Look for the word "name" in the entries below, then copy every line that has it.

· · · · · · ·

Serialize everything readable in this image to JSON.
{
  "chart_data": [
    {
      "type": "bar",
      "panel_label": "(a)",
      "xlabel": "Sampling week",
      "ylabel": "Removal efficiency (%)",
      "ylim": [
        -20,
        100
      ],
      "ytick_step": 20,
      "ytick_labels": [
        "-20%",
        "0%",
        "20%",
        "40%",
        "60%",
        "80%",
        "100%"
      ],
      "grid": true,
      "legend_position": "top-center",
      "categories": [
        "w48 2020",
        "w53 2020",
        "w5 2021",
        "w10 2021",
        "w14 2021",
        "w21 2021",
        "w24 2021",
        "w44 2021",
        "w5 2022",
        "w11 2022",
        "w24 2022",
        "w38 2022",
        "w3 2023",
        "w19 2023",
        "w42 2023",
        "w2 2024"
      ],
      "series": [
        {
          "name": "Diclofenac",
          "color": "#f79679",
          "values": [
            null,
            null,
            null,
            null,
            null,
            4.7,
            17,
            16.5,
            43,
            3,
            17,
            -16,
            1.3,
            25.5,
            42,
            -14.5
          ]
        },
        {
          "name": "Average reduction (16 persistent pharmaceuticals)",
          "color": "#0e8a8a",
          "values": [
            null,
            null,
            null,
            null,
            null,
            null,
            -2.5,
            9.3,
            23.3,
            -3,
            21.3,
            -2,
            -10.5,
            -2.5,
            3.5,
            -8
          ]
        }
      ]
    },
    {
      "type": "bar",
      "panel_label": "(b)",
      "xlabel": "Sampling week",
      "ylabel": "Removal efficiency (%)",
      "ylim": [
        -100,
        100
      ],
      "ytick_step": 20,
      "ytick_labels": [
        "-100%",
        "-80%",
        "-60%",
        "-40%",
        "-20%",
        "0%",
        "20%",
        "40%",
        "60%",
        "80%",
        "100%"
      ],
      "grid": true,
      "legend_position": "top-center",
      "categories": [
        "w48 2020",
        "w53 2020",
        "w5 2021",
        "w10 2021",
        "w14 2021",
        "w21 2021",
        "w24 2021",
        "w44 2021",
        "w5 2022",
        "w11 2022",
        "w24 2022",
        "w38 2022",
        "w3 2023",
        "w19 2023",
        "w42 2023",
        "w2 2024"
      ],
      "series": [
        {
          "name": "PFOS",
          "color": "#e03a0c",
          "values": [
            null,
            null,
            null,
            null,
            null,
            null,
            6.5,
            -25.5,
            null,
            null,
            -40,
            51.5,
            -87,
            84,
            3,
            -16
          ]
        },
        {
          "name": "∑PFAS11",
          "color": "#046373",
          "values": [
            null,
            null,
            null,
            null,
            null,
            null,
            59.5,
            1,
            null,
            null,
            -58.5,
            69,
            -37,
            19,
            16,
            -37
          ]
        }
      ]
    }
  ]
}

· · · · · · ·

> Correct answer:
          "name": "Diclofenac",
          "name": "Average reduction (16 persistent pharmaceuticals)",
          "name": "PFOS",
          "name": "∑PFAS11",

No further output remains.